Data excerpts

_____

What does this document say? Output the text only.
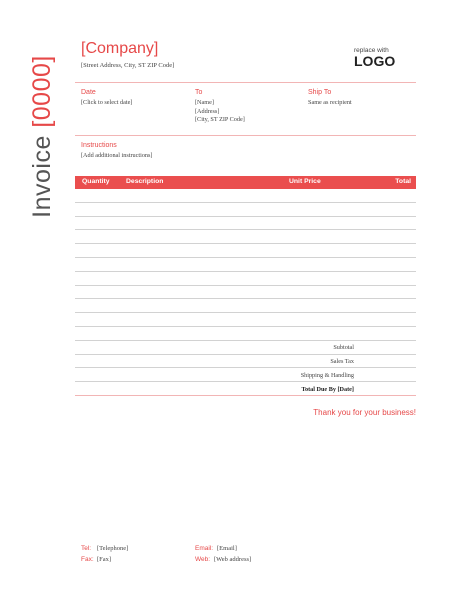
Invoice [0000]
[Company]
[Street Address, City, ST ZIP Code]
replace with
LOGO
Date
[Click to select date]
To
[Name]
[Address]
[City, ST ZIP Code]
Ship To
Same as recipient
Instructions
[Add additional instructions]
Quantity Description	Unit Price	Total
Subtotal
Sales Tax
Shipping & Handling
Total Due By [Date]
Thank you for your business!
Tel: [Telephone]
Fax: [Fax]
Email: [Email]
Web: [Web address]
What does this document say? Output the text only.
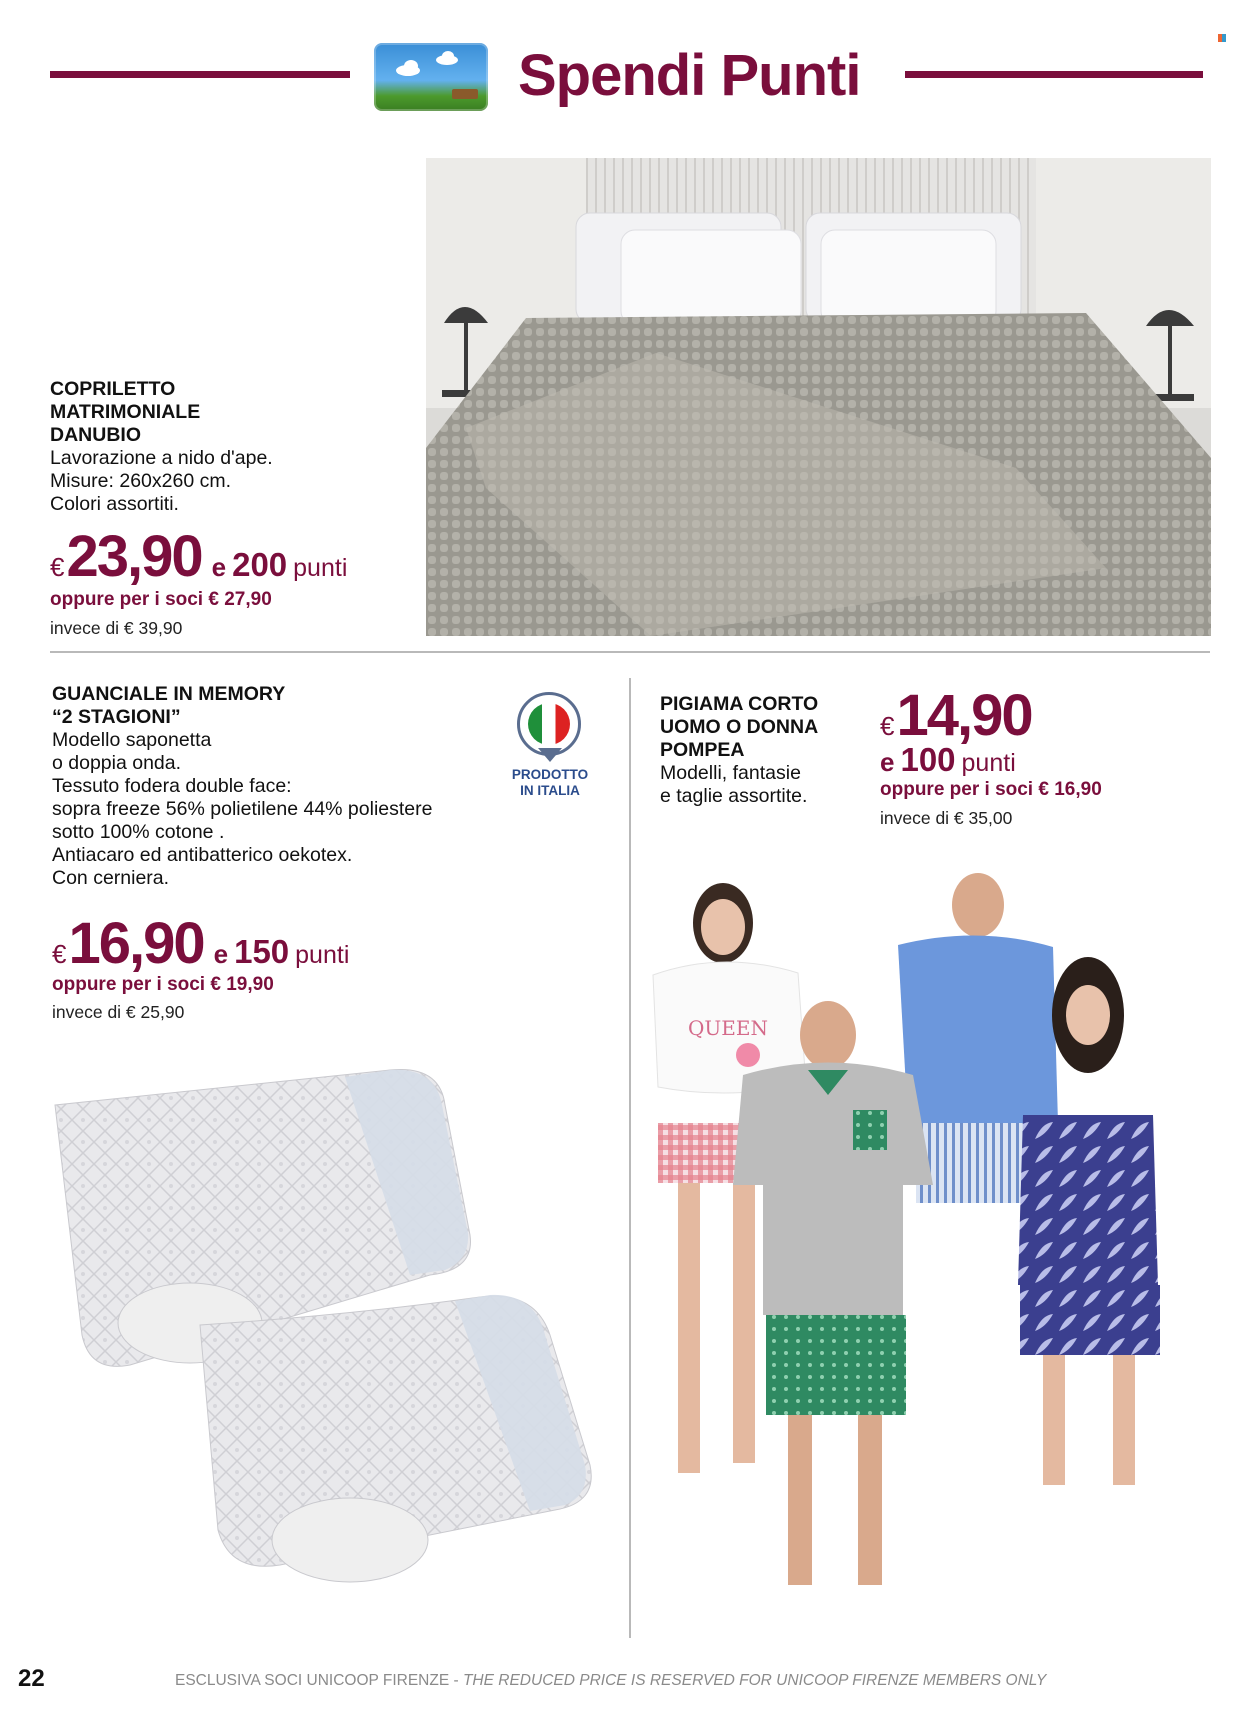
Spendi Punti
COPRILETTO
MATRIMONIALE
DANUBIO
Lavorazione a nido d'ape.
Misure: 260x260 cm.
Colori assortiti.
€ 23,90 e 200 punti
oppure per i soci € 27,90
invece di € 39,90
GUANCIALE IN MEMORY
“2 STAGIONI”
Modello saponetta
o doppia onda.
Tessuto fodera double face:
sopra freeze 56% polietilene 44% poliestere
sotto 100% cotone .
Antiacaro ed antibatterico oekotex.
Con cerniera.
PRODOTTO
IN ITALIA
€ 16,90 e 150 punti
oppure per i soci € 19,90
invece di € 25,90
PIGIAMA CORTO
UOMO O DONNA
POMPEA
Modelli, fantasie
e taglie assortite.
€ 14,90
e 100 punti
oppure per i soci € 16,90
invece di € 35,00
QUEEN
22	ESCLUSIVA SOCI UNICOOP FIRENZE - THE REDUCED PRICE IS RESERVED FOR UNICOOP FIRENZE MEMBERS ONLY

_____

• To be done: Without the pictures, return the entries exactly as they appear.

• Response to the exercise:
What does this document say? Output the text only.
Invoice [0000]
[Company]
[Street Address, City, ST ZIP Code]
replace with
LOGO
Date
[Click to select date]
To
[Name]
[Address]
[City, ST ZIP Code]
Ship To
Same as recipient
Instructions
[Add additional instructions]
Quantity Description	Unit Price	Total
Subtotal
Sales Tax
Shipping & Handling
Total Due By [Date]
Thank you for your business!
Tel: [Telephone]
Fax: [Fax]
Email: [Email]
Web: [Web address]
What does this document say? Output the text only.
Spendi Punti
COPRILETTO
MATRIMONIALE
DANUBIO
Lavorazione a nido d'ape.
Misure: 260x260 cm.
Colori assortiti.
€ 23,90 e 200 punti
oppure per i soci € 27,90
invece di € 39,90
GUANCIALE IN MEMORY
“2 STAGIONI”
Modello saponetta
o doppia onda.
Tessuto fodera double face:
sopra freeze 56% polietilene 44% poliestere
sotto 100% cotone .
Antiacaro ed antibatterico oekotex.
Con cerniera.
PRODOTTO
IN ITALIA
€ 16,90 e 150 punti
oppure per i soci € 19,90
invece di € 25,90
PIGIAMA CORTO
UOMO O DONNA
POMPEA
Modelli, fantasie
e taglie assortite.
€ 14,90
e 100 punti
oppure per i soci € 16,90
invece di € 35,00
QUEEN
22	ESCLUSIVA SOCI UNICOOP FIRENZE - THE REDUCED PRICE IS RESERVED FOR UNICOOP FIRENZE MEMBERS ONLY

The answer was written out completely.